> **The task**
Your task is to extract every entry that follows word for word while excluding the pictures.

> **Given information**
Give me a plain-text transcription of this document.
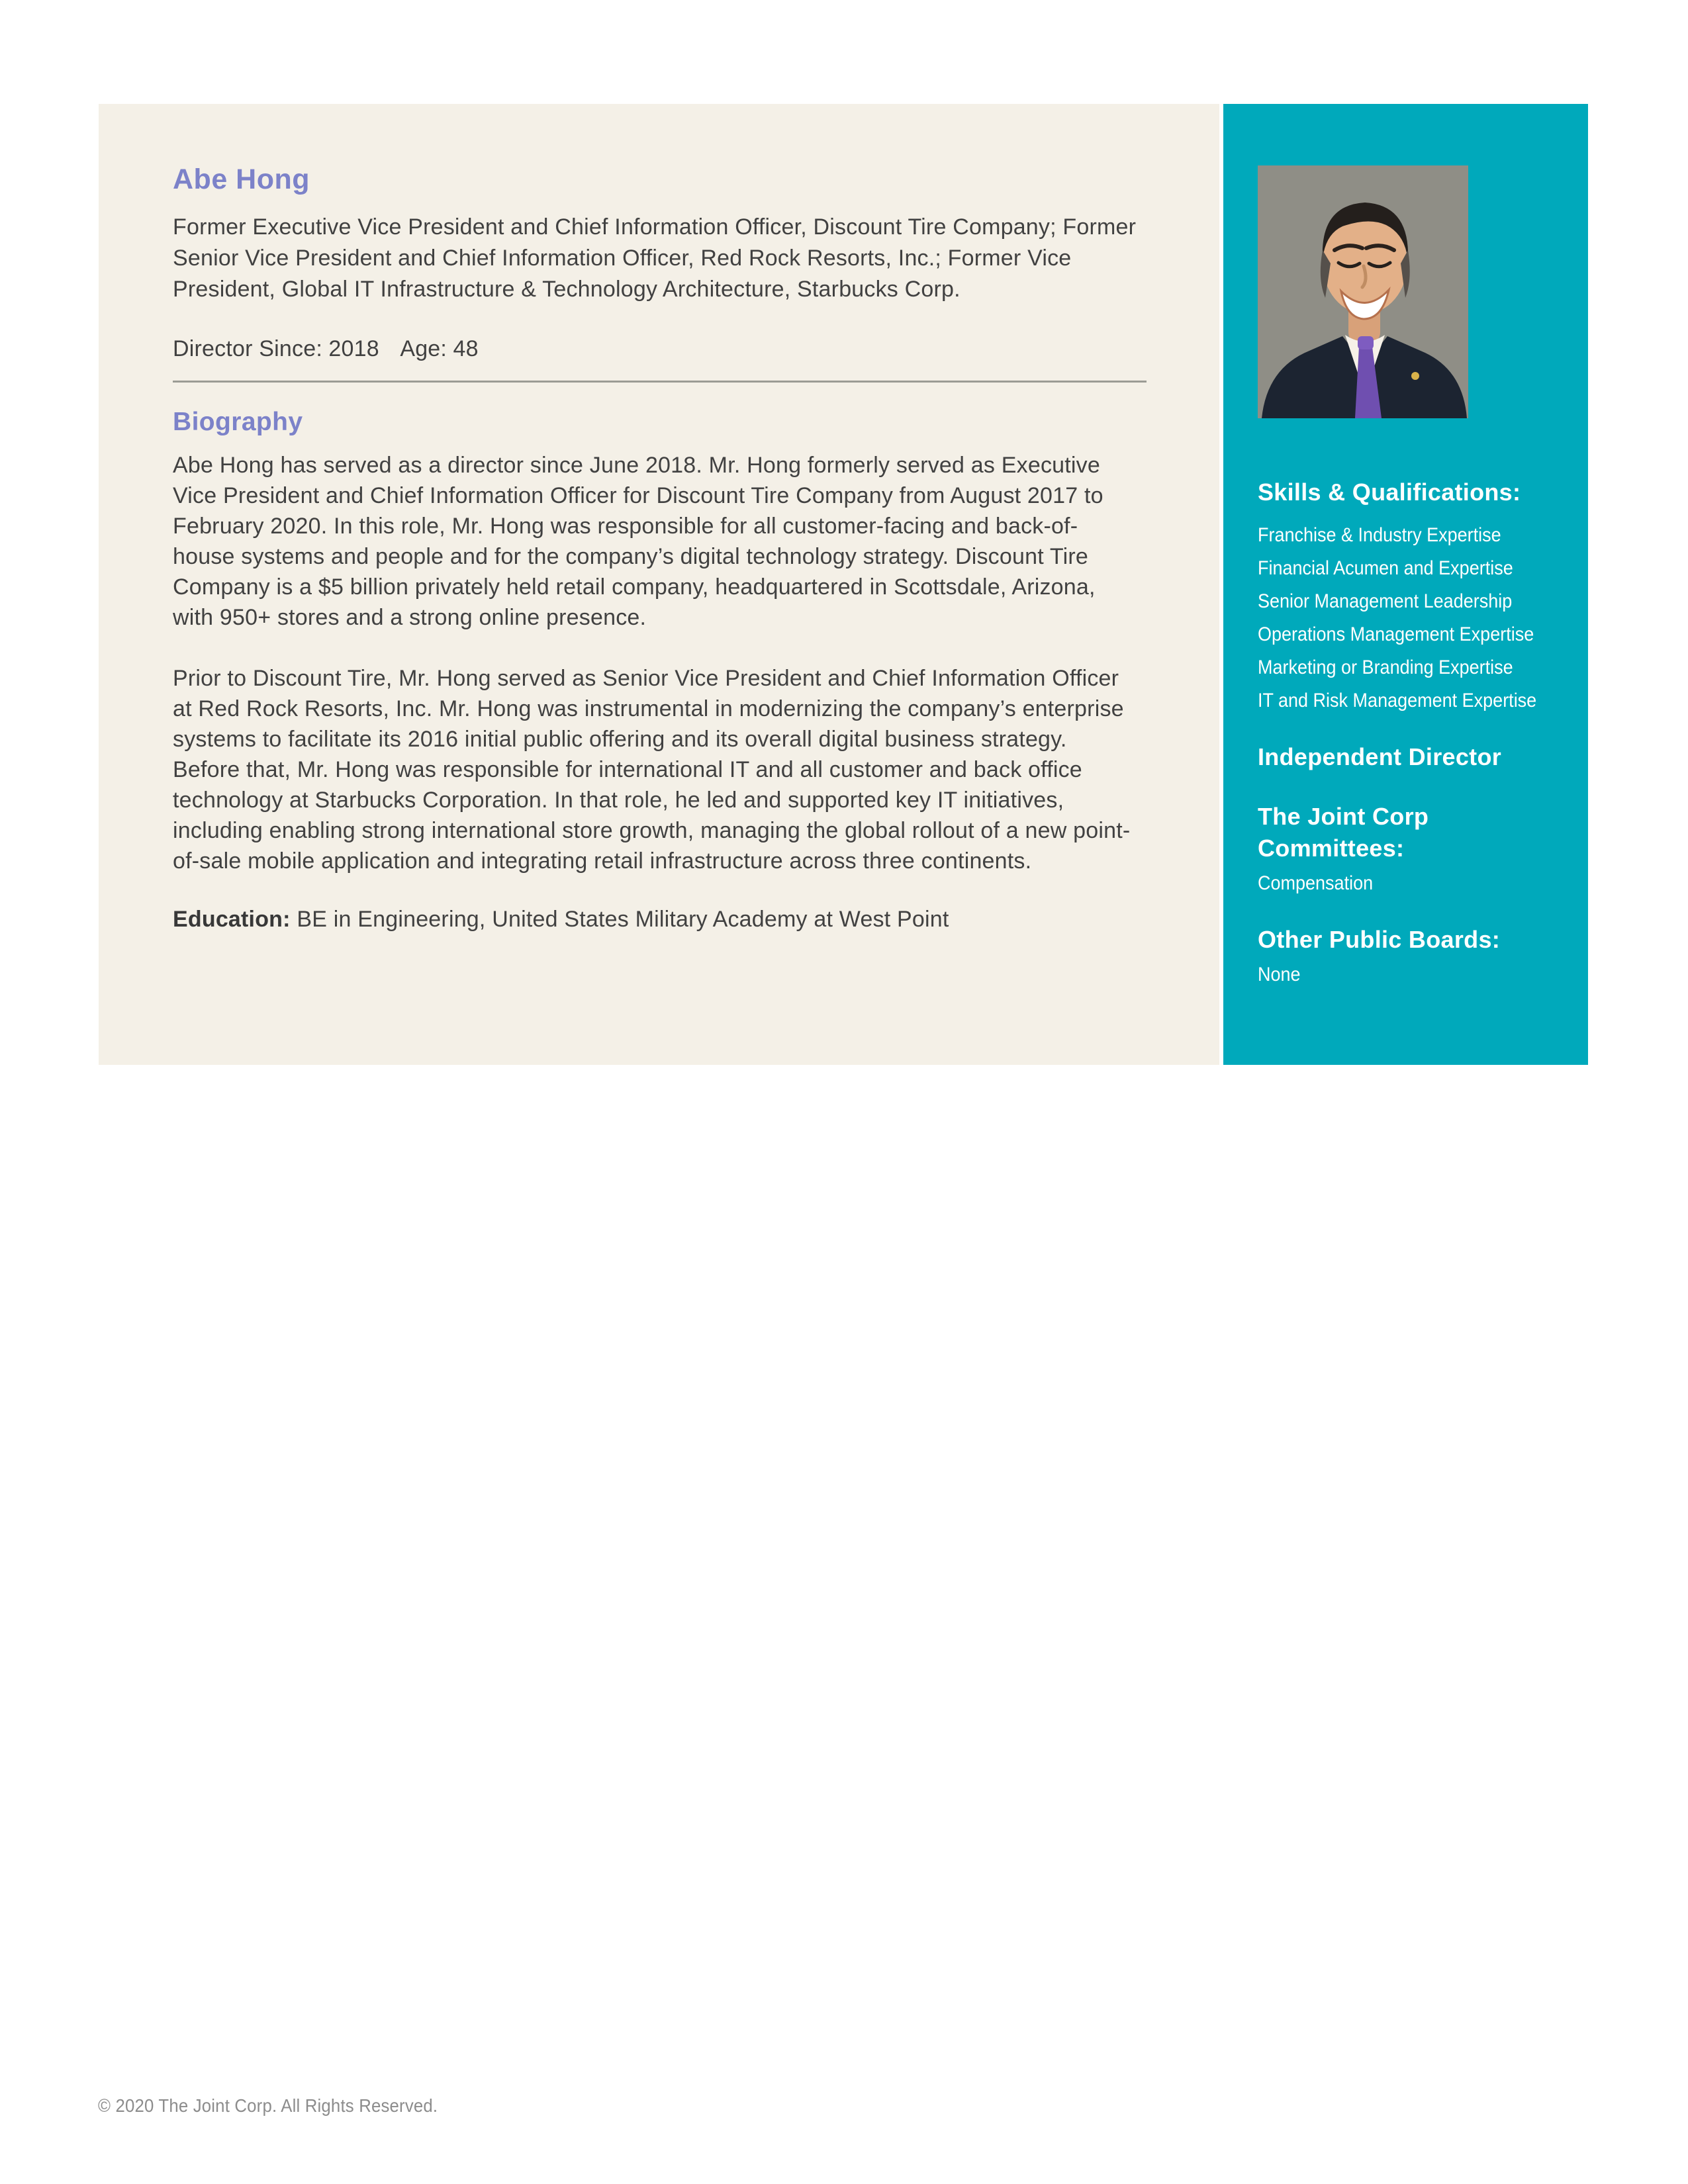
Abe Hong

Former Executive Vice President and Chief Information Officer, Discount Tire Company; Former Senior Vice President and Chief Information Officer, Red Rock Resorts, Inc.; Former Vice President, Global IT Infrastructure & Technology Architecture, Starbucks Corp.

Director Since: 2018 Age: 48

Biography

Abe Hong has served as a director since June 2018. Mr. Hong formerly served as Executive Vice President and Chief Information Officer for Discount Tire Company from August 2017 to February 2020. In this role, Mr. Hong was responsible for all customer-facing and back-of-house systems and people and for the company’s digital technology strategy. Discount Tire Company is a $5 billion privately held retail company, headquartered in Scottsdale, Arizona, with 950+ stores and a strong online presence.

Prior to Discount Tire, Mr. Hong served as Senior Vice President and Chief Information Officer at Red Rock Resorts, Inc. Mr. Hong was instrumental in modernizing the company’s enterprise systems to facilitate its 2016 initial public offering and its overall digital business strategy. Before that, Mr. Hong was responsible for international IT and all customer and back office technology at Starbucks Corporation. In that role, he led and supported key IT initiatives, including enabling strong international store growth, managing the global rollout of a new point-of-sale mobile application and integrating retail infrastructure across three continents.

Education: BE in Engineering, United States Military Academy at West Point

Skills & Qualifications:
Franchise & Industry Expertise
Financial Acumen and Expertise
Senior Management Leadership
Operations Management Expertise
Marketing or Branding Expertise
IT and Risk Management Expertise
Independent Director
The Joint Corp Committees:

Compensation

Other Public Boards:

None

© 2020 The Joint Corp. All Rights Reserved.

> **Finished answer**
Give me a plain-text transcription of this document.
Abe Hong

Former Executive Vice President and Chief Information Officer, Discount Tire Company; Former Senior Vice President and Chief Information Officer, Red Rock Resorts, Inc.; Former Vice President, Global IT Infrastructure & Technology Architecture, Starbucks Corp.

Director Since: 2018 Age: 48

Biography

Abe Hong has served as a director since June 2018. Mr. Hong formerly served as Executive Vice President and Chief Information Officer for Discount Tire Company from August 2017 to February 2020. In this role, Mr. Hong was responsible for all customer-facing and back-of-house systems and people and for the company’s digital technology strategy. Discount Tire Company is a $5 billion privately held retail company, headquartered in Scottsdale, Arizona, with 950+ stores and a strong online presence.

Prior to Discount Tire, Mr. Hong served as Senior Vice President and Chief Information Officer at Red Rock Resorts, Inc. Mr. Hong was instrumental in modernizing the company’s enterprise systems to facilitate its 2016 initial public offering and its overall digital business strategy. Before that, Mr. Hong was responsible for international IT and all customer and back office technology at Starbucks Corporation. In that role, he led and supported key IT initiatives, including enabling strong international store growth, managing the global rollout of a new point-of-sale mobile application and integrating retail infrastructure across three continents.

Education: BE in Engineering, United States Military Academy at West Point

Skills & Qualifications:
Franchise & Industry Expertise
Financial Acumen and Expertise
Senior Management Leadership
Operations Management Expertise
Marketing or Branding Expertise
IT and Risk Management Expertise
Independent Director
The Joint Corp Committees:

Compensation

Other Public Boards:

None

© 2020 The Joint Corp. All Rights Reserved.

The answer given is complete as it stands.